Given exercise A. Retype the entries below, starting at the line containing "svg-text:Yale: Yale xyxy=(326,91,343,100)" and ending at the line containing "like-count: 31만 xyxy=(486,509,523,528)", without changing anything.

Text section.
• • • •

How Futhark implements bounds checking on the GPU

Posted on July 13, 2020 by Troels Henriksen

Futhark is supposed to be a safe programming language. This implies that risky operations, such as a[i] which indexes an array at some arbitrary index, should be protected with a dynamic check. While C programmers are famous for never making mistakes, and therefore C does not perform such checking, the vast majority of programming languages do check array indexes, usually by generating code like this:

if (i < 0 || i > n) {
  // throw exception

  // OR print error message

  // OR terminate program

  // OR do anything else
}

This immediately changes the control flow of the program based on the bounds check. Usually the implementation challenge is not how to perform such checks in the first place, but how to eliminate them in cases where the compiler can statically determine that the check can never fail. However, for Futhark we would like to generate code for GPUs, and GPUs are great at turning solved problems unsolved.

In this post I will describe why it took Futhark years to get support for bounds-checking on the GPU, how we recently solved the problem, and what the performance is like. This post is a rewritten extract of a recently presented paper, which you can read if you are particularly interested in the details of bounds checking.

Asynchronous execution

The basic problem is that the GPU functions as a co-processor that receives data and code from the CPU, but which is then processed at the GPUs own pace. Explicit synchronisation and copying (both slow) is necessary to exchange information between the CPU and GPU.

GPU code is organised as kernels (no relation to operating systems, more like functions), and when we launch code on the GPU, we tell it to run a specific kernel with a specific number of threads, with some specific arguments. It’s a lot like performing an asynchronous remote procedure call. And similarly to a remote procedure, a kernel that contains an index that is out of bounds has no way of directly affecting the control flow of the CPU. In practice, our only option is to simply write a value to a distinguished memory location indicating that things have gone wrong, and then terminate the running GPU thread:

if (i < 0 || i >= n) {
  *global_failure = 1;
  return;  // Terminate GPU thread
}

On the CPU, whenever we launch a GPU kernel, we then block until the kernel is done running, copy back the global_failure value, and check whether a bounds error occurred:

A diagram of checking for errors after every GPU kernel.

• • • •

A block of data
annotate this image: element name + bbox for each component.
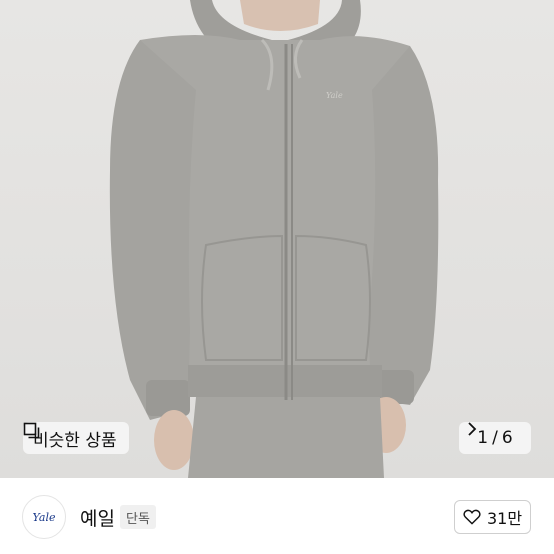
svg-text:Yale: Yale xyxy=(326,91,343,100)
total-images: 6 xyxy=(501,428,513,448)
chevron-right-icon xyxy=(468,422,477,436)
seller-name[interactable]: 예일 xyxy=(80,504,115,531)
product-image[interactable]: Yale 비슷한 상품 1 / 6 xyxy=(0,0,554,478)
like-count: 31만 xyxy=(486,509,523,528)
avatar-logo-text: Yale xyxy=(32,510,56,524)
seller-avatar[interactable]: Yale xyxy=(22,495,66,539)
heart-icon xyxy=(463,509,481,525)
similar-items-label: 비슷한 상품 xyxy=(33,430,117,451)
counter-separator: / xyxy=(492,428,498,448)
hoodie-photo: Yale xyxy=(109,0,439,478)
copy-square-icon xyxy=(23,422,40,439)
image-counter-button[interactable]: 1 / 6 xyxy=(459,422,531,454)
like-button[interactable]: 31만 xyxy=(454,500,531,534)
similar-items-button[interactable]: 비슷한 상품 xyxy=(23,422,129,454)
seller-bar: Yale 예일 단독 31만 xyxy=(0,478,554,554)
exclusive-badge: 단독 xyxy=(120,505,156,529)
current-image-index: 1 xyxy=(477,428,489,448)
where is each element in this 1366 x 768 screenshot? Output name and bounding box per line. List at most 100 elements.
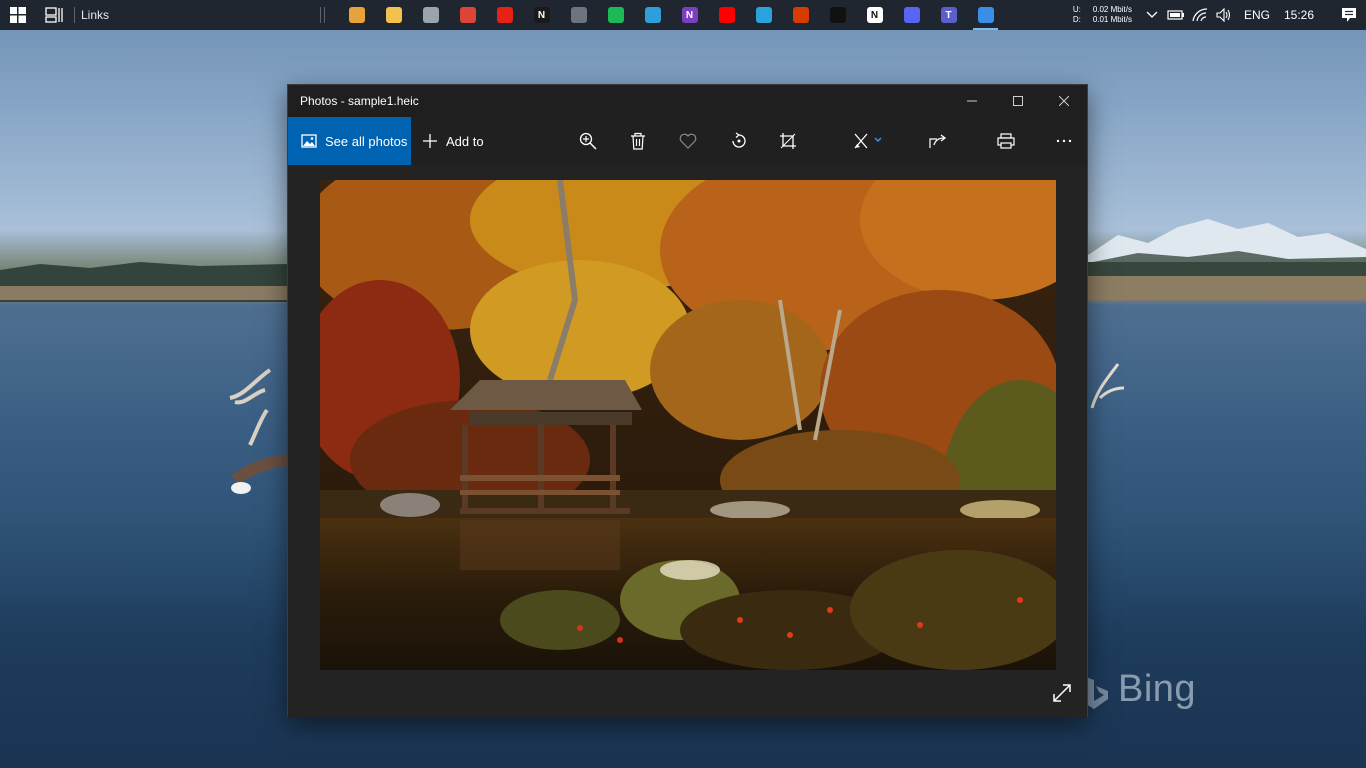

• • • •

Given exercise B. In the post on Futhark bounds checking, the first code snippet has comments naming possible responses to a bad index. List every response those comments name.

Full solution A.
svg-text:Yale: Yale xyxy=(326,91,343,100)
total-images: 6 xyxy=(501,428,513,448)
chevron-right-icon xyxy=(468,422,477,436)
seller-name[interactable]: 예일 xyxy=(80,504,115,531)
product-image[interactable]: Yale 비슷한 상품 1 / 6 xyxy=(0,0,554,478)
like-count: 31만 xyxy=(486,509,523,528)

Full solution B.
- throw exception
- print error message
- terminate program
- do anything else